## Exercise
Write out the entries verbatim and leave the images out of the copy.

## Input rows
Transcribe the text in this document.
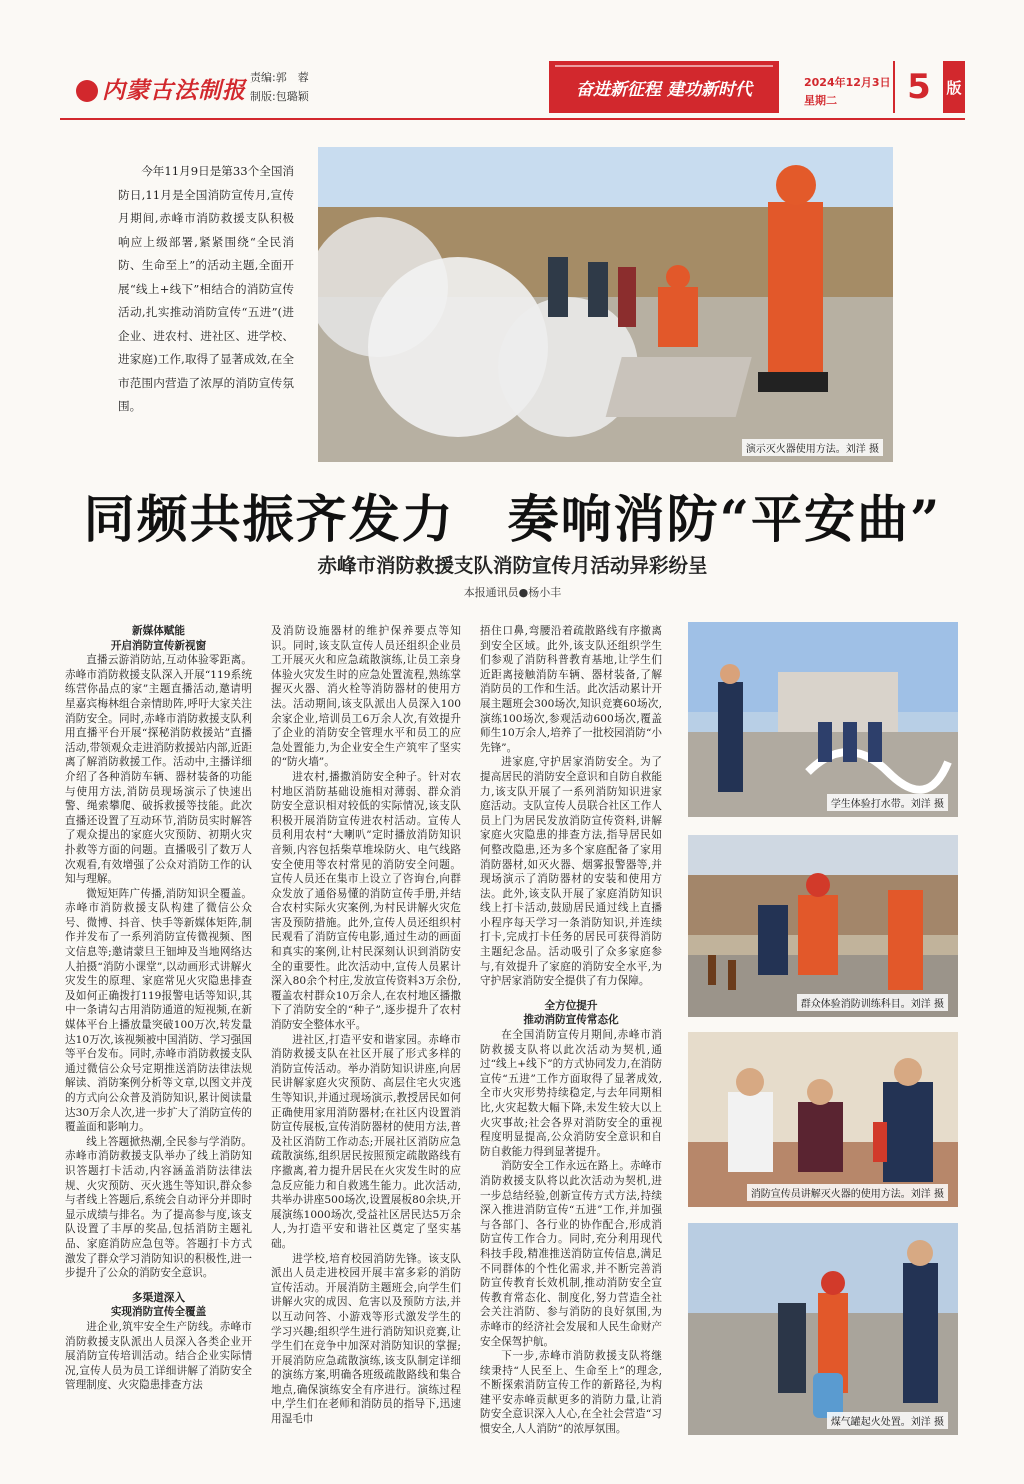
内蒙古法制报 责编:郭　蓉
制版:包璐颖	奋进新征程 建功新时代	2024年12月3日
星期二	5	版
今年11月9日是第33个全国消防日,11月是全国消防宣传月,宣传月期间,赤峰市消防救援支队积极响应上级部署,紧紧围绕“全民消防、生命至上”的活动主题,全面开展“线上+线下”相结合的消防宣传活动,扎实推动消防宣传“五进”(进企业、进农村、进社区、进学校、进家庭)工作,取得了显著成效,在全市范围内营造了浓厚的消防宣传氛围。
演示灭火器使用方法。刘洋 摄
同频共振齐发力　奏响消防“平安曲”
赤峰市消防救援支队消防宣传月活动异彩纷呈
本报通讯员●杨小丰
新媒体赋能
开启消防宣传新视窗

直播云游消防站,互动体验零距离。赤峰市消防救援支队深入开展“119系统练营你晶点的家”主题直播活动,邀请明星嘉宾梅林组合亲情助阵,呼吁大家关注消防安全。同时,赤峰市消防救援支队利用直播平台开展“探秘消防救援站”直播活动,带领观众走进消防救援站内部,近距离了解消防救援工作。活动中,主播详细介绍了各种消防车辆、器材装备的功能与使用方法,消防员现场演示了快速出警、绳索攀爬、破拆救援等技能。此次直播还设置了互动环节,消防员实时解答了观众提出的家庭火灾预防、初期火灾扑救等方面的问题。直播吸引了数万人次观看,有效增强了公众对消防工作的认知与理解。

微短矩阵广传播,消防知识全覆盖。赤峰市消防救援支队构建了微信公众号、微博、抖音、快手等新媒体矩阵,制作并发布了一系列消防宣传微视频、图文信息等;邀请蒙旦王钿坤及当地网络达人拍摄“消防小课堂”,以动画形式讲解火灾发生的原理、家庭常见火灾隐患排查及如何正确拨打119报警电话等知识,其中一条请勾古用消防通道的短视频,在新媒体平台上播放量突破100万次,转发量达10万次,该视频被中国消防、学习强国等平台发布。同时,赤峰市消防救援支队通过微信公众号定期推送消防法律法规解读、消防案例分析等文章,以图文并茂的方式向公众普及消防知识,累计阅读量达30万余人次,进一步扩大了消防宣传的覆盖面和影响力。

线上答题掀热潮,全民参与学消防。赤峰市消防救援支队举办了线上消防知识答题打卡活动,内容涵盖消防法律法规、火灾预防、灭火逃生等知识,群众参与者线上答题后,系统会自动评分并即时显示成绩与排名。为了提高参与度,该支队设置了丰厚的奖品,包括消防主题礼品、家庭消防应急包等。答题打卡方式激发了群众学习消防知识的积极性,进一步提升了公众的消防安全意识。

多渠道深入
实现消防宣传全覆盖

进企业,筑牢安全生产防线。赤峰市消防救援支队派出人员深入各类企业开展消防宣传培训活动。结合企业实际情况,宣传人员为员工详细讲解了消防安全管理制度、火灾隐患排查方法

及消防设施器材的维护保养要点等知识。同时,该支队宣传人员还组织企业员工开展灭火和应急疏散演练,让员工亲身体验火灾发生时的应急处置流程,熟练掌握灭火器、消火栓等消防器材的使用方法。活动期间,该支队派出人员深入100余家企业,培训员工6万余人次,有效提升了企业的消防安全管理水平和员工的应急处置能力,为企业安全生产筑牢了坚实的“防火墙”。

进农村,播撒消防安全种子。针对农村地区消防基础设施相对薄弱、群众消防安全意识相对较低的实际情况,该支队积极开展消防宣传进农村活动。宣传人员利用农村“大喇叭”定时播放消防知识音频,内容包括柴草堆垛防火、电气线路安全使用等农村常见的消防安全问题。宣传人员还在集市上设立了咨询台,向群众发放了通俗易懂的消防宣传手册,并结合农村实际火灾案例,为村民讲解火灾危害及预防措施。此外,宣传人员还组织村民观看了消防宣传电影,通过生动的画面和真实的案例,让村民深刻认识到消防安全的重要性。此次活动中,宣传人员累计深入80余个村庄,发放宣传资料3万余份,覆盖农村群众10万余人,在农村地区播撒下了消防安全的“种子”,逐步提升了农村消防安全整体水平。

进社区,打造平安和谐家园。赤峰市消防救援支队在社区开展了形式多样的消防宣传活动。举办消防知识讲座,向居民讲解家庭火灾预防、高层住宅火灾逃生等知识,并通过现场演示,教授居民如何正确使用家用消防器材;在社区内设置消防宣传展板,宣传消防器材的使用方法,普及社区消防工作动态;开展社区消防应急疏散演练,组织居民按照预定疏散路线有序撤离,着力提升居民在火灾发生时的应急反应能力和自救逃生能力。此次活动,共举办讲座500场次,设置展板80余块,开展演练1000场次,受益社区居民达5万余人,为打造平安和谐社区奠定了坚实基础。

进学校,培育校园消防先锋。该支队派出人员走进校园开展丰富多彩的消防宣传活动。开展消防主题班会,向学生们讲解火灾的成因、危害以及预防方法,并以互动问答、小游戏等形式激发学生的学习兴趣;组织学生进行消防知识竞赛,让学生们在竞争中加深对消防知识的掌握;开展消防应急疏散演练,该支队制定详细的演练方案,明确各班级疏散路线和集合地点,确保演练安全有序进行。演练过程中,学生们在老师和消防员的指导下,迅速用湿毛巾

捂住口鼻,弯腰沿着疏散路线有序撤离到安全区域。此外,该支队还组织学生们参观了消防科普教育基地,让学生们近距离接触消防车辆、器材装备,了解消防员的工作和生活。此次活动累计开展主题班会300场次,知识竞赛60场次,演练100场次,参观活动600场次,覆盖师生10万余人,培养了一批校园消防“小先锋”。

进家庭,守护居家消防安全。为了提高居民的消防安全意识和自防自救能力,该支队开展了一系列消防知识进家庭活动。支队宣传人员联合社区工作人员上门为居民发放消防宣传资料,讲解家庭火灾隐患的排查方法,指导居民如何整改隐患,还为多个家庭配备了家用消防器材,如灭火器、烟雾报警器等,并现场演示了消防器材的安装和使用方法。此外,该支队开展了家庭消防知识线上打卡活动,鼓励居民通过线上直播小程序每天学习一条消防知识,并连续打卡,完成打卡任务的居民可获得消防主题纪念品。活动吸引了众多家庭参与,有效提升了家庭的消防安全水平,为守护居家消防安全提供了有力保障。

全方位提升
推动消防宣传常态化

在全国消防宣传月期间,赤峰市消防救援支队将以此次活动为契机,通过“线上+线下”的方式协同发力,在消防宣传“五进”工作方面取得了显著成效,全市火灾形势持续稳定,与去年同期相比,火灾起数大幅下降,未发生较大以上火灾事故;社会各界对消防安全的重视程度明显提高,公众消防安全意识和自防自救能力得到显著提升。

消防安全工作永远在路上。赤峰市消防救援支队将以此次活动为契机,进一步总结经验,创新宣传方式方法,持续深入推进消防宣传“五进”工作,并加强与各部门、各行业的协作配合,形成消防宣传工作合力。同时,充分利用现代科技手段,精准推送消防宣传信息,满足不同群体的个性化需求,并不断完善消防宣传教育长效机制,推动消防安全宣传教育常态化、制度化,努力营造全社会关注消防、参与消防的良好氛围,为赤峰市的经济社会发展和人民生命财产安全保驾护航。

下一步,赤峰市消防救援支队将继续秉持“人民至上、生命至上”的理念,不断探索消防宣传工作的新路径,为构建平安赤峰贡献更多的消防力量,让消防安全意识深入人心,在全社会营造“习惯安全,人人消防”的浓厚氛围。

学生体验打水带。刘洋 摄
群众体验消防训练科目。刘洋 摄
消防宣传员讲解灭火器的使用方法。刘洋 摄
煤气罐起火处置。刘洋 摄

## Response to the exercise
Transcribe the text in this document.
内蒙古法制报 责编:郭　蓉
制版:包璐颖	奋进新征程 建功新时代	2024年12月3日
星期二	5	版
今年11月9日是第33个全国消防日,11月是全国消防宣传月,宣传月期间,赤峰市消防救援支队积极响应上级部署,紧紧围绕“全民消防、生命至上”的活动主题,全面开展“线上+线下”相结合的消防宣传活动,扎实推动消防宣传“五进”(进企业、进农村、进社区、进学校、进家庭)工作,取得了显著成效,在全市范围内营造了浓厚的消防宣传氛围。
演示灭火器使用方法。刘洋 摄
同频共振齐发力　奏响消防“平安曲”
赤峰市消防救援支队消防宣传月活动异彩纷呈
本报通讯员●杨小丰
新媒体赋能
开启消防宣传新视窗

直播云游消防站,互动体验零距离。赤峰市消防救援支队深入开展“119系统练营你晶点的家”主题直播活动,邀请明星嘉宾梅林组合亲情助阵,呼吁大家关注消防安全。同时,赤峰市消防救援支队利用直播平台开展“探秘消防救援站”直播活动,带领观众走进消防救援站内部,近距离了解消防救援工作。活动中,主播详细介绍了各种消防车辆、器材装备的功能与使用方法,消防员现场演示了快速出警、绳索攀爬、破拆救援等技能。此次直播还设置了互动环节,消防员实时解答了观众提出的家庭火灾预防、初期火灾扑救等方面的问题。直播吸引了数万人次观看,有效增强了公众对消防工作的认知与理解。

微短矩阵广传播,消防知识全覆盖。赤峰市消防救援支队构建了微信公众号、微博、抖音、快手等新媒体矩阵,制作并发布了一系列消防宣传微视频、图文信息等;邀请蒙旦王钿坤及当地网络达人拍摄“消防小课堂”,以动画形式讲解火灾发生的原理、家庭常见火灾隐患排查及如何正确拨打119报警电话等知识,其中一条请勾古用消防通道的短视频,在新媒体平台上播放量突破100万次,转发量达10万次,该视频被中国消防、学习强国等平台发布。同时,赤峰市消防救援支队通过微信公众号定期推送消防法律法规解读、消防案例分析等文章,以图文并茂的方式向公众普及消防知识,累计阅读量达30万余人次,进一步扩大了消防宣传的覆盖面和影响力。

线上答题掀热潮,全民参与学消防。赤峰市消防救援支队举办了线上消防知识答题打卡活动,内容涵盖消防法律法规、火灾预防、灭火逃生等知识,群众参与者线上答题后,系统会自动评分并即时显示成绩与排名。为了提高参与度,该支队设置了丰厚的奖品,包括消防主题礼品、家庭消防应急包等。答题打卡方式激发了群众学习消防知识的积极性,进一步提升了公众的消防安全意识。

多渠道深入
实现消防宣传全覆盖

进企业,筑牢安全生产防线。赤峰市消防救援支队派出人员深入各类企业开展消防宣传培训活动。结合企业实际情况,宣传人员为员工详细讲解了消防安全管理制度、火灾隐患排查方法

及消防设施器材的维护保养要点等知识。同时,该支队宣传人员还组织企业员工开展灭火和应急疏散演练,让员工亲身体验火灾发生时的应急处置流程,熟练掌握灭火器、消火栓等消防器材的使用方法。活动期间,该支队派出人员深入100余家企业,培训员工6万余人次,有效提升了企业的消防安全管理水平和员工的应急处置能力,为企业安全生产筑牢了坚实的“防火墙”。

进农村,播撒消防安全种子。针对农村地区消防基础设施相对薄弱、群众消防安全意识相对较低的实际情况,该支队积极开展消防宣传进农村活动。宣传人员利用农村“大喇叭”定时播放消防知识音频,内容包括柴草堆垛防火、电气线路安全使用等农村常见的消防安全问题。宣传人员还在集市上设立了咨询台,向群众发放了通俗易懂的消防宣传手册,并结合农村实际火灾案例,为村民讲解火灾危害及预防措施。此外,宣传人员还组织村民观看了消防宣传电影,通过生动的画面和真实的案例,让村民深刻认识到消防安全的重要性。此次活动中,宣传人员累计深入80余个村庄,发放宣传资料3万余份,覆盖农村群众10万余人,在农村地区播撒下了消防安全的“种子”,逐步提升了农村消防安全整体水平。

进社区,打造平安和谐家园。赤峰市消防救援支队在社区开展了形式多样的消防宣传活动。举办消防知识讲座,向居民讲解家庭火灾预防、高层住宅火灾逃生等知识,并通过现场演示,教授居民如何正确使用家用消防器材;在社区内设置消防宣传展板,宣传消防器材的使用方法,普及社区消防工作动态;开展社区消防应急疏散演练,组织居民按照预定疏散路线有序撤离,着力提升居民在火灾发生时的应急反应能力和自救逃生能力。此次活动,共举办讲座500场次,设置展板80余块,开展演练1000场次,受益社区居民达5万余人,为打造平安和谐社区奠定了坚实基础。

进学校,培育校园消防先锋。该支队派出人员走进校园开展丰富多彩的消防宣传活动。开展消防主题班会,向学生们讲解火灾的成因、危害以及预防方法,并以互动问答、小游戏等形式激发学生的学习兴趣;组织学生进行消防知识竞赛,让学生们在竞争中加深对消防知识的掌握;开展消防应急疏散演练,该支队制定详细的演练方案,明确各班级疏散路线和集合地点,确保演练安全有序进行。演练过程中,学生们在老师和消防员的指导下,迅速用湿毛巾

捂住口鼻,弯腰沿着疏散路线有序撤离到安全区域。此外,该支队还组织学生们参观了消防科普教育基地,让学生们近距离接触消防车辆、器材装备,了解消防员的工作和生活。此次活动累计开展主题班会300场次,知识竞赛60场次,演练100场次,参观活动600场次,覆盖师生10万余人,培养了一批校园消防“小先锋”。

进家庭,守护居家消防安全。为了提高居民的消防安全意识和自防自救能力,该支队开展了一系列消防知识进家庭活动。支队宣传人员联合社区工作人员上门为居民发放消防宣传资料,讲解家庭火灾隐患的排查方法,指导居民如何整改隐患,还为多个家庭配备了家用消防器材,如灭火器、烟雾报警器等,并现场演示了消防器材的安装和使用方法。此外,该支队开展了家庭消防知识线上打卡活动,鼓励居民通过线上直播小程序每天学习一条消防知识,并连续打卡,完成打卡任务的居民可获得消防主题纪念品。活动吸引了众多家庭参与,有效提升了家庭的消防安全水平,为守护居家消防安全提供了有力保障。

全方位提升
推动消防宣传常态化

在全国消防宣传月期间,赤峰市消防救援支队将以此次活动为契机,通过“线上+线下”的方式协同发力,在消防宣传“五进”工作方面取得了显著成效,全市火灾形势持续稳定,与去年同期相比,火灾起数大幅下降,未发生较大以上火灾事故;社会各界对消防安全的重视程度明显提高,公众消防安全意识和自防自救能力得到显著提升。

消防安全工作永远在路上。赤峰市消防救援支队将以此次活动为契机,进一步总结经验,创新宣传方式方法,持续深入推进消防宣传“五进”工作,并加强与各部门、各行业的协作配合,形成消防宣传工作合力。同时,充分利用现代科技手段,精准推送消防宣传信息,满足不同群体的个性化需求,并不断完善消防宣传教育长效机制,推动消防安全宣传教育常态化、制度化,努力营造全社会关注消防、参与消防的良好氛围,为赤峰市的经济社会发展和人民生命财产安全保驾护航。

下一步,赤峰市消防救援支队将继续秉持“人民至上、生命至上”的理念,不断探索消防宣传工作的新路径,为构建平安赤峰贡献更多的消防力量,让消防安全意识深入人心,在全社会营造“习惯安全,人人消防”的浓厚氛围。

学生体验打水带。刘洋 摄
群众体验消防训练科目。刘洋 摄
消防宣传员讲解灭火器的使用方法。刘洋 摄
煤气罐起火处置。刘洋 摄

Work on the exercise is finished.